* _Goal of the exercise_: Find the word "this" in the records below. List each line containing it.

[Data extracted from a collection]
↓↓↓

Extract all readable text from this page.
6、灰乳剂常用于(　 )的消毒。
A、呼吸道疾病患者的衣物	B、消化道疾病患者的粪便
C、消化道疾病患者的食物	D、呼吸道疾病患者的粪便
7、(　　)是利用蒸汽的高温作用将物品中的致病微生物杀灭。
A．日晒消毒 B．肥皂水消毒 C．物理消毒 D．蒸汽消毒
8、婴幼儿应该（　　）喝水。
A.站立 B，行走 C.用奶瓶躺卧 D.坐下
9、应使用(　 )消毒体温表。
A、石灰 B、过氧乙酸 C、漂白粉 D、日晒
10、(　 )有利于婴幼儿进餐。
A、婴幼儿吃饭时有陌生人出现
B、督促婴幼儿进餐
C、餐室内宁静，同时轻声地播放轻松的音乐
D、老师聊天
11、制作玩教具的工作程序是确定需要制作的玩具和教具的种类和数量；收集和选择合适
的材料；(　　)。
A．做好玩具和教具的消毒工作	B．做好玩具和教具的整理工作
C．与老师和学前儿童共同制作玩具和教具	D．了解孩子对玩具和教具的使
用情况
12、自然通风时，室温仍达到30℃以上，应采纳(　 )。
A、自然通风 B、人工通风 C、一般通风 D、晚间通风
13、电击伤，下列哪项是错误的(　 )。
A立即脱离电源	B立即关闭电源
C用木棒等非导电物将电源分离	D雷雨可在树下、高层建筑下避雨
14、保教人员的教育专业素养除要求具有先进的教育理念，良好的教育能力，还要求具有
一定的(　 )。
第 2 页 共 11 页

↑↑↑
↓↓↓

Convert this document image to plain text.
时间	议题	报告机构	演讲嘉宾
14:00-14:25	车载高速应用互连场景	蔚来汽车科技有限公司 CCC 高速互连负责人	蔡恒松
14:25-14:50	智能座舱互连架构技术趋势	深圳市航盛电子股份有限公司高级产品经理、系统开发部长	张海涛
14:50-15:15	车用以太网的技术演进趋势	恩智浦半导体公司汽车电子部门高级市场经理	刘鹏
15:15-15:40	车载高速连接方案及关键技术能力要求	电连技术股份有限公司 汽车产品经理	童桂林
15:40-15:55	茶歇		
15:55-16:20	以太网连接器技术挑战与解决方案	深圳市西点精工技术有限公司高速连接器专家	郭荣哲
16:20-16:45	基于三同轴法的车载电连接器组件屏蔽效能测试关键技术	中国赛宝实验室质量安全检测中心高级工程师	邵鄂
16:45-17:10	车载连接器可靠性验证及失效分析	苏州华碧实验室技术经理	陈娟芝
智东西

↑↑↑

* _Problem solution_:
Extract all readable text from this page.
Convert this document image to plain text.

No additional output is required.